- Problem: Look at the entries below and reproduce them exactly.

- Record excerpts:
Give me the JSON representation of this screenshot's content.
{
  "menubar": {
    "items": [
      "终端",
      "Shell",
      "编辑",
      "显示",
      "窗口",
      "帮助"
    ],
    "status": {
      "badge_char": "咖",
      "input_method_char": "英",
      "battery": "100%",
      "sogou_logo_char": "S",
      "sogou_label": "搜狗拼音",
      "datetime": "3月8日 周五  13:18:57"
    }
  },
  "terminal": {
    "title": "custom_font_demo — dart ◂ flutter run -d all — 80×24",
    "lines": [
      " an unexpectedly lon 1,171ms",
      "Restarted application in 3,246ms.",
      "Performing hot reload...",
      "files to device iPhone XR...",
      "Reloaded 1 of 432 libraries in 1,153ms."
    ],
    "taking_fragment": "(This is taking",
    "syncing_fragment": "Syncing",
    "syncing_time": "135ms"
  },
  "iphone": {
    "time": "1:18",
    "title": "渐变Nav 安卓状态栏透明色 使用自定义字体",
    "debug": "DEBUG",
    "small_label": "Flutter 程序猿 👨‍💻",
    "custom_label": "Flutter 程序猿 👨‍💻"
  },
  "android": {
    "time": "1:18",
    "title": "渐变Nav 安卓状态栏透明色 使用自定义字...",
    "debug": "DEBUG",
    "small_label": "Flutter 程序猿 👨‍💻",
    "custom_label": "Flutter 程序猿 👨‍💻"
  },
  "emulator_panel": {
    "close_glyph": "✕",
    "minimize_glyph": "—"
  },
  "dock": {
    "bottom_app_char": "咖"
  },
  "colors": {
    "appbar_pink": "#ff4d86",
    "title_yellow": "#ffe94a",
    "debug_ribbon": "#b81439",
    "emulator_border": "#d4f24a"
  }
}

- Answer to the exercise:
Give me the JSON representation of this screenshot's content.
{
  "menubar": {
    "items": [
      "终端",
      "Shell",
      "编辑",
      "显示",
      "窗口",
      "帮助"
    ],
    "status": {
      "badge_char": "咖",
      "input_method_char": "英",
      "battery": "100%",
      "sogou_logo_char": "S",
      "sogou_label": "搜狗拼音",
      "datetime": "3月8日 周五  13:18:57"
    }
  },
  "terminal": {
    "title": "custom_font_demo — dart ◂ flutter run -d all — 80×24",
    "lines": [
      " an unexpectedly lon 1,171ms",
      "Restarted application in 3,246ms.",
      "Performing hot reload...",
      "files to device iPhone XR...",
      "Reloaded 1 of 432 libraries in 1,153ms."
    ],
    "taking_fragment": "(This is taking",
    "syncing_fragment": "Syncing",
    "syncing_time": "135ms"
  },
  "iphone": {
    "time": "1:18",
    "title": "渐变Nav 安卓状态栏透明色 使用自定义字体",
    "debug": "DEBUG",
    "small_label": "Flutter 程序猿 👨‍💻",
    "custom_label": "Flutter 程序猿 👨‍💻"
  },
  "android": {
    "time": "1:18",
    "title": "渐变Nav 安卓状态栏透明色 使用自定义字...",
    "debug": "DEBUG",
    "small_label": "Flutter 程序猿 👨‍💻",
    "custom_label": "Flutter 程序猿 👨‍💻"
  },
  "emulator_panel": {
    "close_glyph": "✕",
    "minimize_glyph": "—"
  },
  "dock": {
    "bottom_app_char": "咖"
  },
  "colors": {
    "appbar_pink": "#ff4d86",
    "title_yellow": "#ffe94a",
    "debug_ribbon": "#b81439",
    "emulator_border": "#d4f24a"
  }
}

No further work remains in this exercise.